Here is a listing, set out below; repeat its lines from the one with "Read all visible content and emit it as JSON." to the last, both included, and leave out the pictures.

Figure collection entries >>
::::

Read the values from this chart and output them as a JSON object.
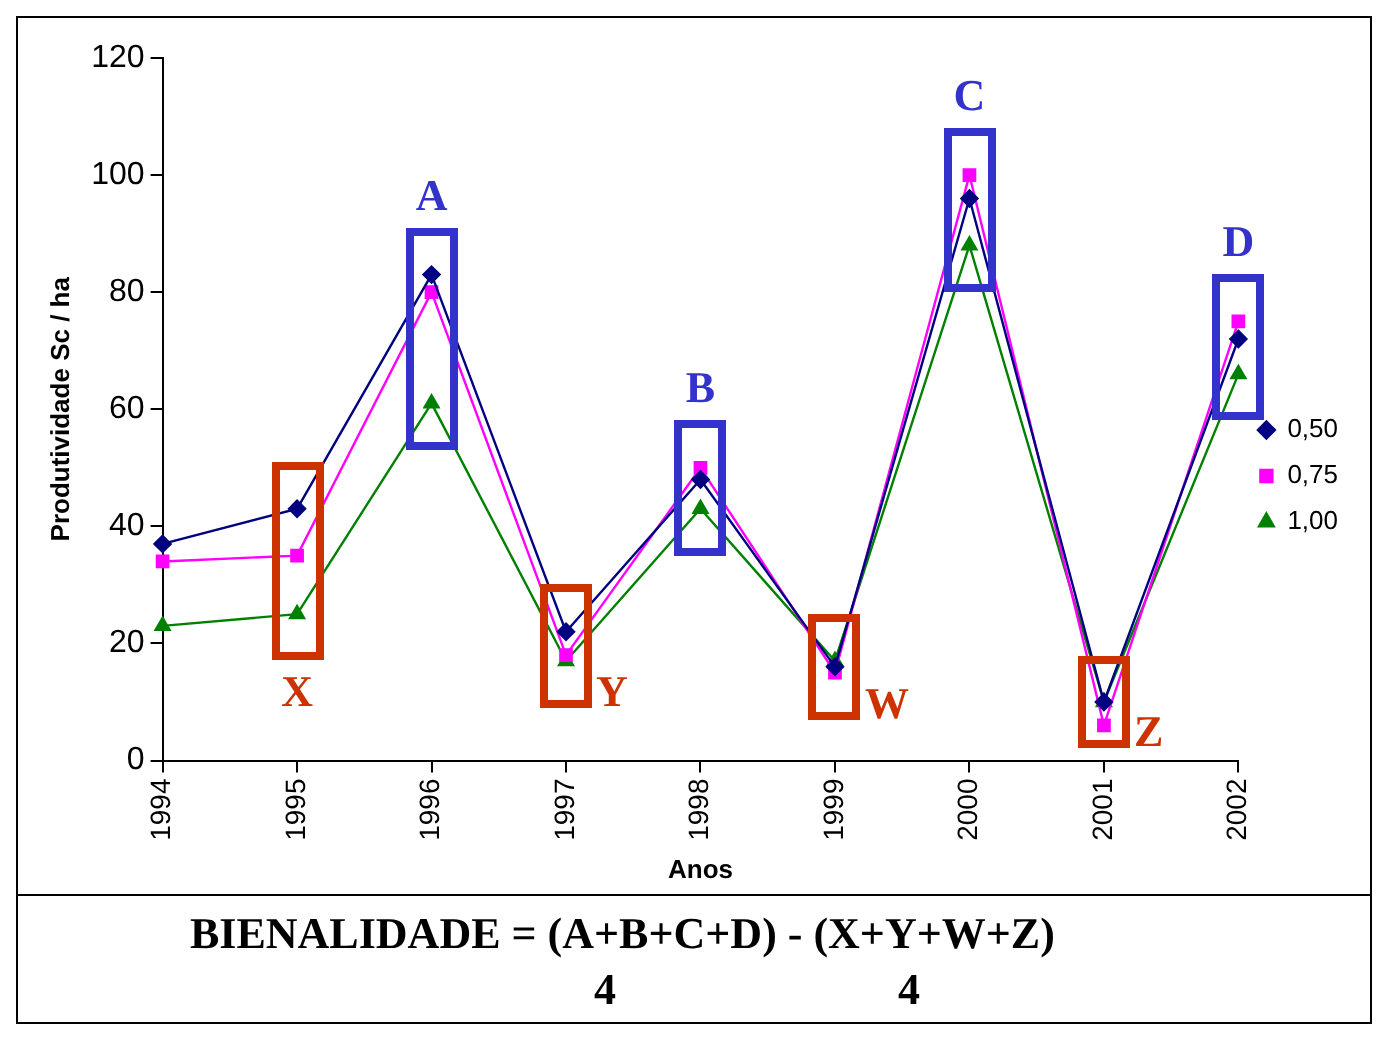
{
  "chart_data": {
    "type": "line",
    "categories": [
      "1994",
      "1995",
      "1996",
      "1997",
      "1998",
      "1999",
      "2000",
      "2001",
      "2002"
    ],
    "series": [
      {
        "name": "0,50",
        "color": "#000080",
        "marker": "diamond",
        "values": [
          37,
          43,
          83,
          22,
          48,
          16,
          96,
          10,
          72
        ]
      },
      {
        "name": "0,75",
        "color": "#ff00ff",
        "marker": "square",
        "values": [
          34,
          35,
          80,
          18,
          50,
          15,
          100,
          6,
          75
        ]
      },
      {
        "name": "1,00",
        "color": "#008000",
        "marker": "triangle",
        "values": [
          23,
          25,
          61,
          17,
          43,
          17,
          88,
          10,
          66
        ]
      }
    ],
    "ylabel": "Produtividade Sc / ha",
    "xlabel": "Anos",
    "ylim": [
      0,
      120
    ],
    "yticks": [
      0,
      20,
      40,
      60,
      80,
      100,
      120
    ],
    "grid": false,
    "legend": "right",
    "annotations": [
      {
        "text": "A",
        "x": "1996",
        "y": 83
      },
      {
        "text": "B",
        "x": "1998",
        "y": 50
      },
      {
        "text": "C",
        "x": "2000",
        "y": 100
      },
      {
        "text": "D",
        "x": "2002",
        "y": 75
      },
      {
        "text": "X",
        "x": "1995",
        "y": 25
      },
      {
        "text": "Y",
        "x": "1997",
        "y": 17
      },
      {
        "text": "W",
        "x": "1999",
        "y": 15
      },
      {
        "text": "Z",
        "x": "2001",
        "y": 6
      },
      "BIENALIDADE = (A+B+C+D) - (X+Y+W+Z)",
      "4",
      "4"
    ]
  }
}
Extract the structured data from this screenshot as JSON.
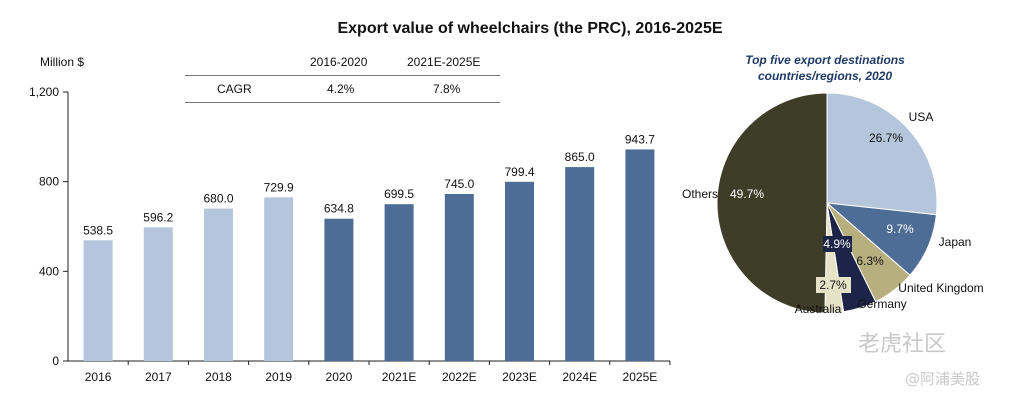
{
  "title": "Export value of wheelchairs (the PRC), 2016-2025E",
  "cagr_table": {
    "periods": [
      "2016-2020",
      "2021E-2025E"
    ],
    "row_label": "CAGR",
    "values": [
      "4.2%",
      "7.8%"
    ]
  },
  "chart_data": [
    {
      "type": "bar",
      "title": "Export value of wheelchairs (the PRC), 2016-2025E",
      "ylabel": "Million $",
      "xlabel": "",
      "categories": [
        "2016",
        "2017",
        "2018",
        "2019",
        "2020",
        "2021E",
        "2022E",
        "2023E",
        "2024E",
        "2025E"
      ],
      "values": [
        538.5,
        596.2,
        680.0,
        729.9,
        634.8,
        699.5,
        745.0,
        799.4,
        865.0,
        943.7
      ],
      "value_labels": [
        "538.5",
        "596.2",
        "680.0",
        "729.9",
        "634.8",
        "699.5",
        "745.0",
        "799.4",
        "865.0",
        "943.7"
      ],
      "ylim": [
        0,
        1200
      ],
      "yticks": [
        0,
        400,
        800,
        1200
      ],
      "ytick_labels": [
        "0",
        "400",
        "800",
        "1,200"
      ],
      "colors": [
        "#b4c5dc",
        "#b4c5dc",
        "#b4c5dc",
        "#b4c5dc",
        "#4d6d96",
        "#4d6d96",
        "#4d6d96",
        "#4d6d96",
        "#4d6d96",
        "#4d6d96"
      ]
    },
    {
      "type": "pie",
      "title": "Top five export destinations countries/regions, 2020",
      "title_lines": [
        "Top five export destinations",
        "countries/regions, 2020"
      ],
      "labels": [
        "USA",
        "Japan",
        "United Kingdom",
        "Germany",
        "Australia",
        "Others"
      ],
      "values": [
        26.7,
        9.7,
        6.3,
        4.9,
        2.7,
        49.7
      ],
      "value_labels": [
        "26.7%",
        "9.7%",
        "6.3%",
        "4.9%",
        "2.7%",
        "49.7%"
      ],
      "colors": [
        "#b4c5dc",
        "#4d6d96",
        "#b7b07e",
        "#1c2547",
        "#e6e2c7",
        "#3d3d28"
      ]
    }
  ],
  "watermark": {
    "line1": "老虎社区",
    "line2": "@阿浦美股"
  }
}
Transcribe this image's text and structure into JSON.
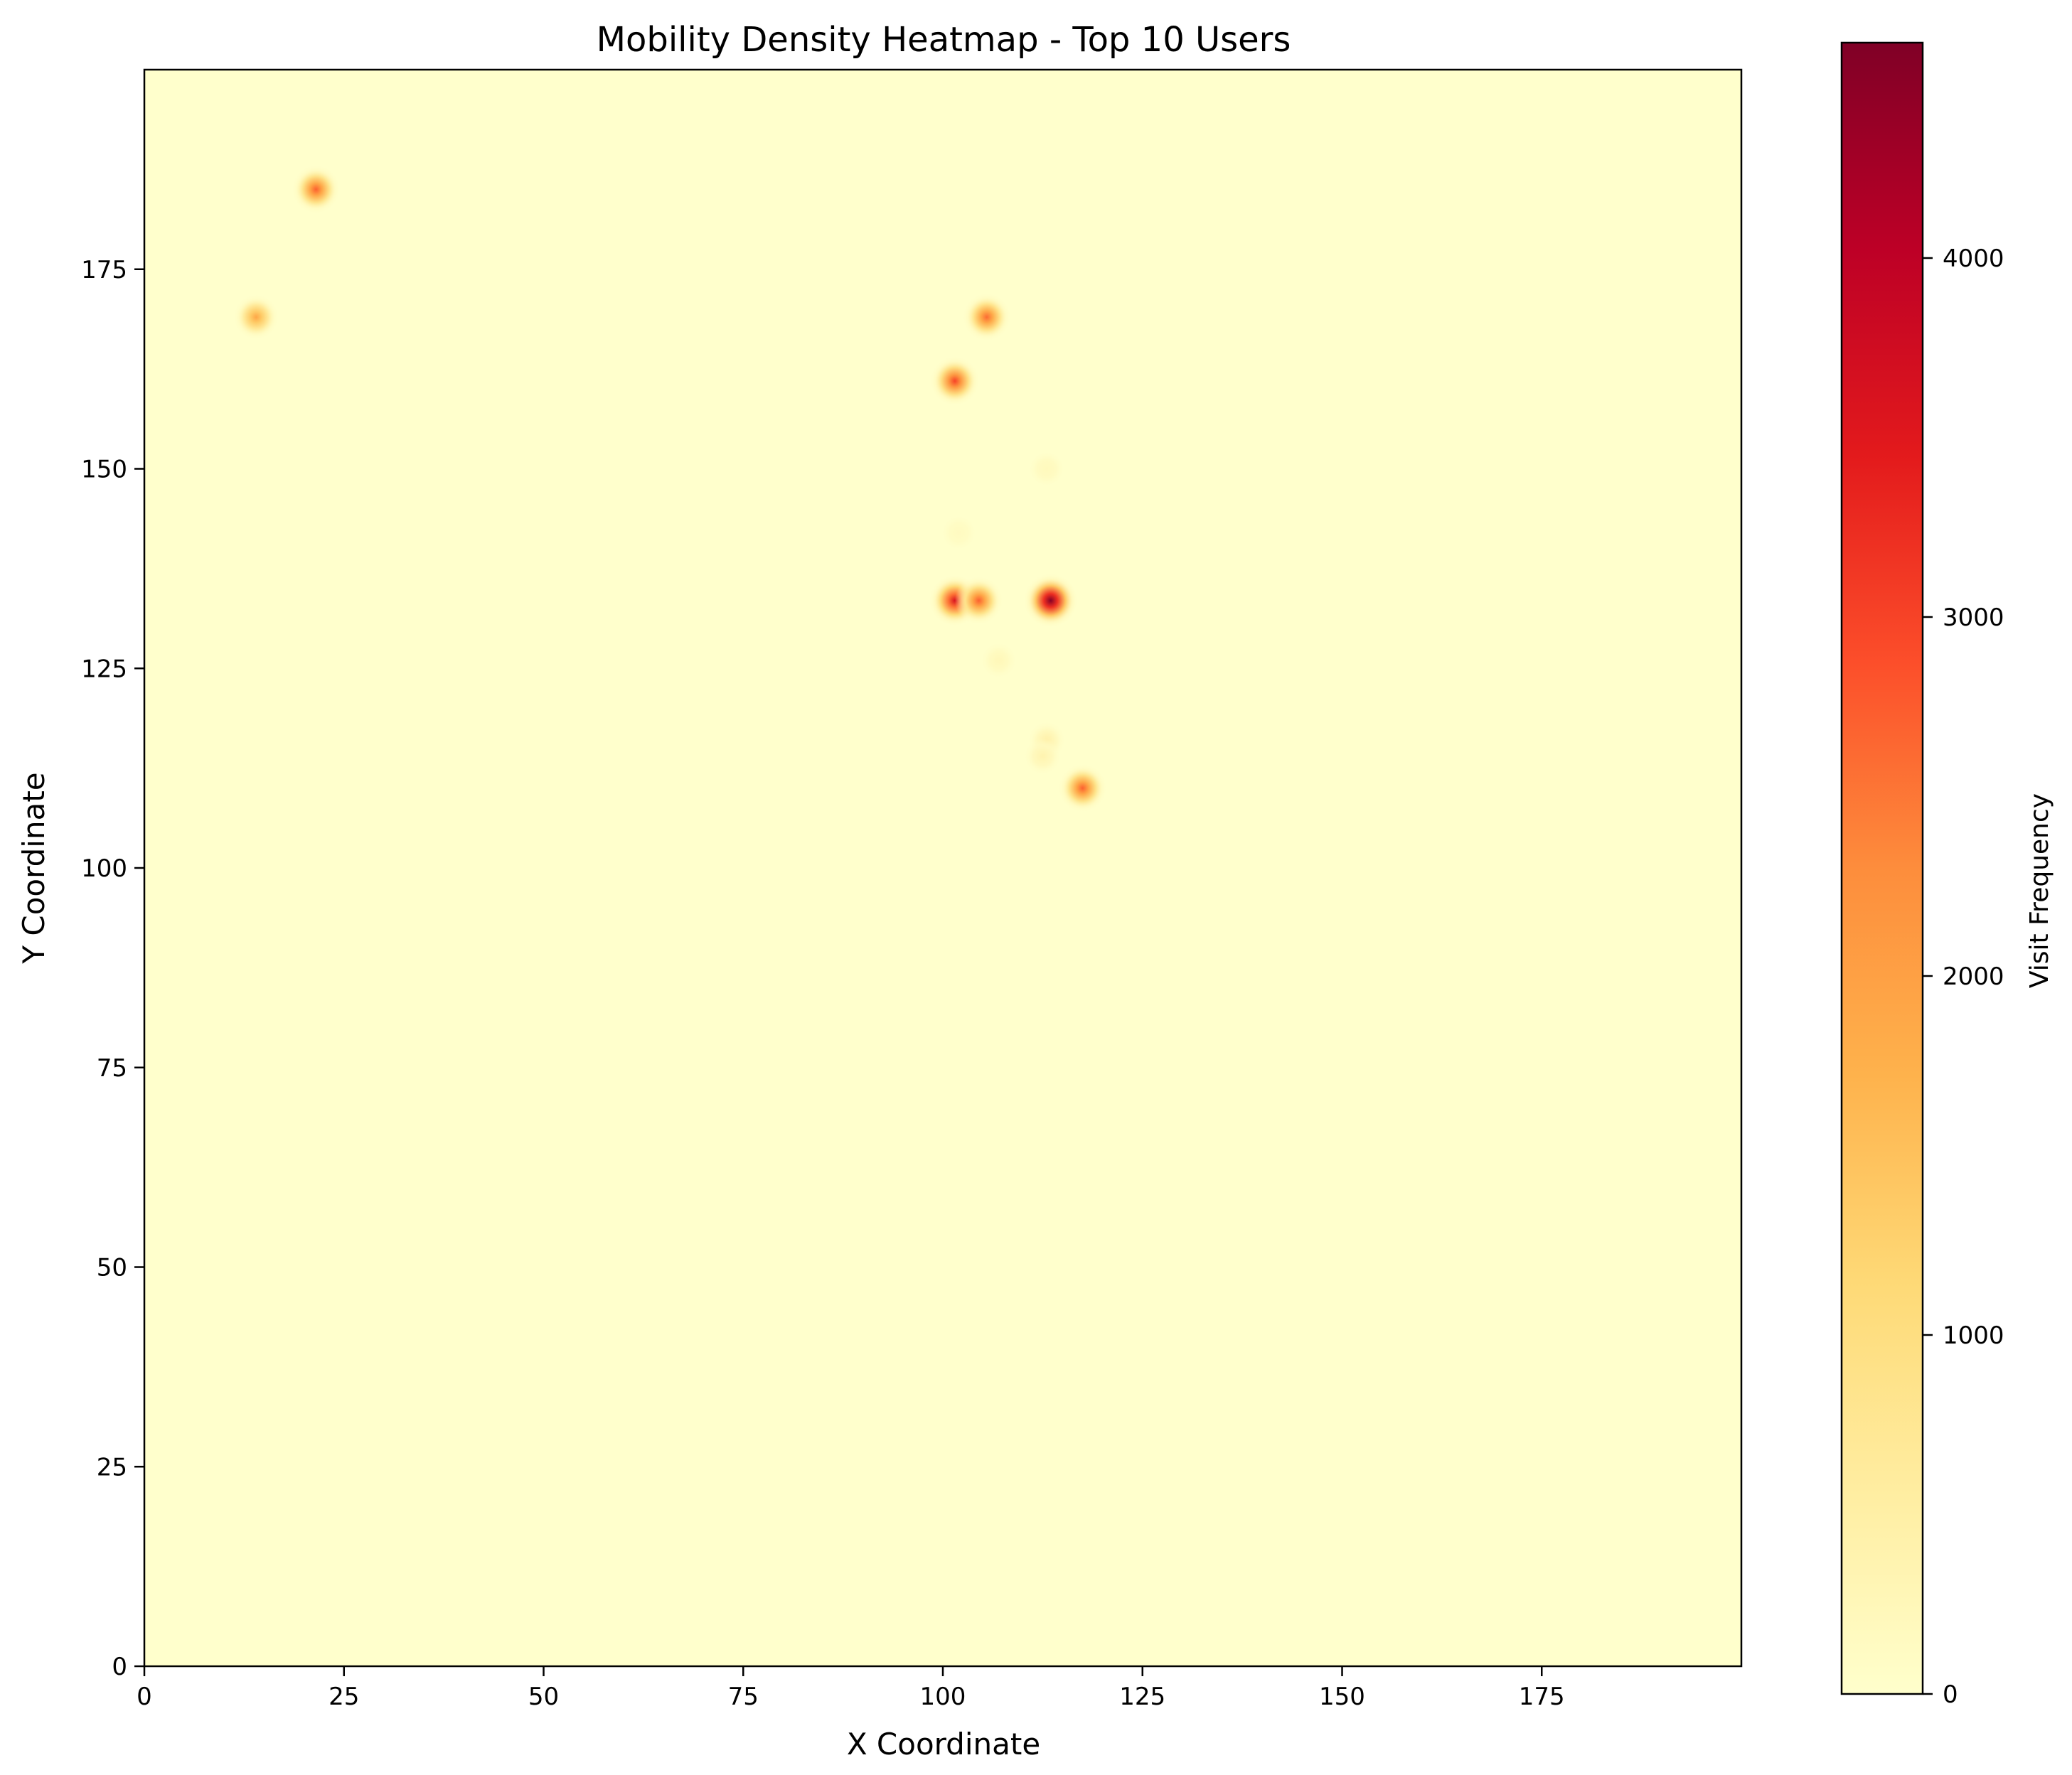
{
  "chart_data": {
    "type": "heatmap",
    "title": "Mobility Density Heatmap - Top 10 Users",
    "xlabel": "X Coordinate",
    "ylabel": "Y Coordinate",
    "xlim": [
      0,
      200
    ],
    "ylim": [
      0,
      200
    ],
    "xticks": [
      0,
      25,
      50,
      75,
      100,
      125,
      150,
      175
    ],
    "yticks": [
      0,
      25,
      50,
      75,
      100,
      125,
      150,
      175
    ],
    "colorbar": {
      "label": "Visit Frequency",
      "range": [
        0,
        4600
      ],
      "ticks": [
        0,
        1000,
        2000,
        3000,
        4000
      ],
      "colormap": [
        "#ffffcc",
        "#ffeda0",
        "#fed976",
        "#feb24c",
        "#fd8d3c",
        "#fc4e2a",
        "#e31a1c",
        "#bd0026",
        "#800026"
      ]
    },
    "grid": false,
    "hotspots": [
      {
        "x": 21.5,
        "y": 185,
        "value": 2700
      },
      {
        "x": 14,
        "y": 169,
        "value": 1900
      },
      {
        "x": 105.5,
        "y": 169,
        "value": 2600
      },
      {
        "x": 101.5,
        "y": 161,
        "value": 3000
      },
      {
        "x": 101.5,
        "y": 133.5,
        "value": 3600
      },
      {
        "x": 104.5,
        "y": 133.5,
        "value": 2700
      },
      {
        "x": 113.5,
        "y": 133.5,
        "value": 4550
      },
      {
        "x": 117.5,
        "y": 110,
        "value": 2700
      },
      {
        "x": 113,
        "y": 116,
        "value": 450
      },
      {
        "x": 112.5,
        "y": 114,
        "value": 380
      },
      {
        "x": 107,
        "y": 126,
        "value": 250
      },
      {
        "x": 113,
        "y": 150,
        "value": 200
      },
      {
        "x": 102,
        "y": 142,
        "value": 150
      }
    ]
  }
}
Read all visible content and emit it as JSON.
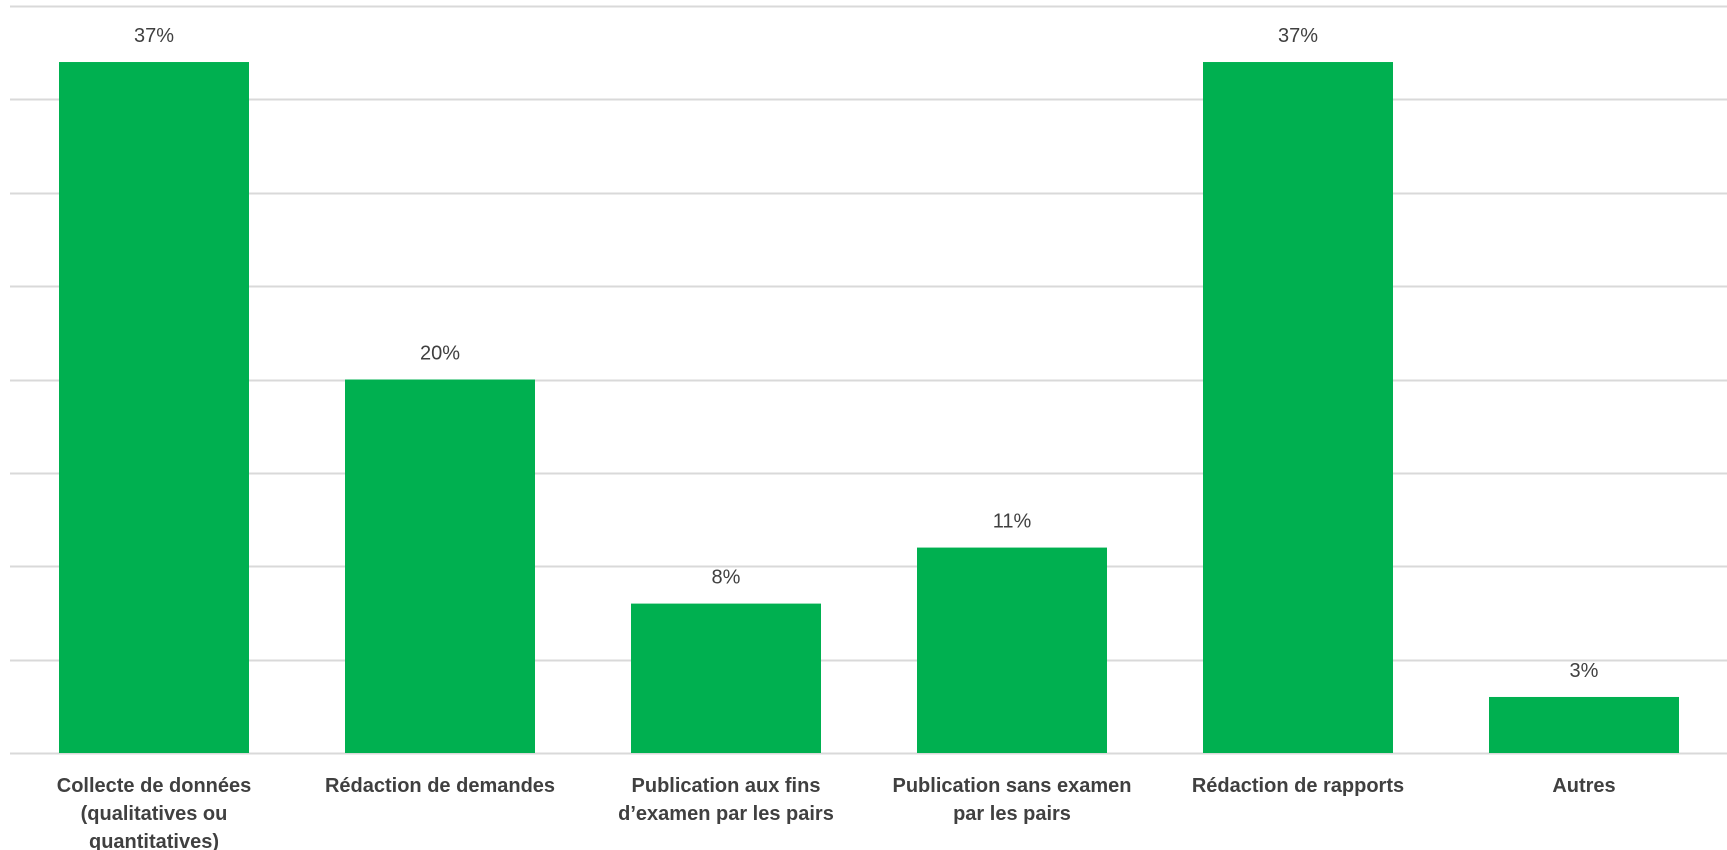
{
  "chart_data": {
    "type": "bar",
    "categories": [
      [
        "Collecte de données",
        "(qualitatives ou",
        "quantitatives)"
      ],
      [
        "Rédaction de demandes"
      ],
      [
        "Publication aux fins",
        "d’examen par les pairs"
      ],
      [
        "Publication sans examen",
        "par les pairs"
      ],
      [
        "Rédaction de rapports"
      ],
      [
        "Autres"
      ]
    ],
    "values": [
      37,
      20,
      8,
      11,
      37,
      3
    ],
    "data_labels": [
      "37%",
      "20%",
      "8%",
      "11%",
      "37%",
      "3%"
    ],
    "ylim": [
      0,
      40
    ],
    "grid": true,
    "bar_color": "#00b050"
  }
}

::::

EXERCISE ANSWER >>
Read all visible content and emit it as JSON.
{
  "chart_data": {
    "type": "bar",
    "categories": [
      [
        "Collecte de données",
        "(qualitatives ou",
        "quantitatives)"
      ],
      [
        "Rédaction de demandes"
      ],
      [
        "Publication aux fins",
        "d’examen par les pairs"
      ],
      [
        "Publication sans examen",
        "par les pairs"
      ],
      [
        "Rédaction de rapports"
      ],
      [
        "Autres"
      ]
    ],
    "values": [
      37,
      20,
      8,
      11,
      37,
      3
    ],
    "data_labels": [
      "37%",
      "20%",
      "8%",
      "11%",
      "37%",
      "3%"
    ],
    "ylim": [
      0,
      40
    ],
    "grid": true,
    "bar_color": "#00b050"
  }
}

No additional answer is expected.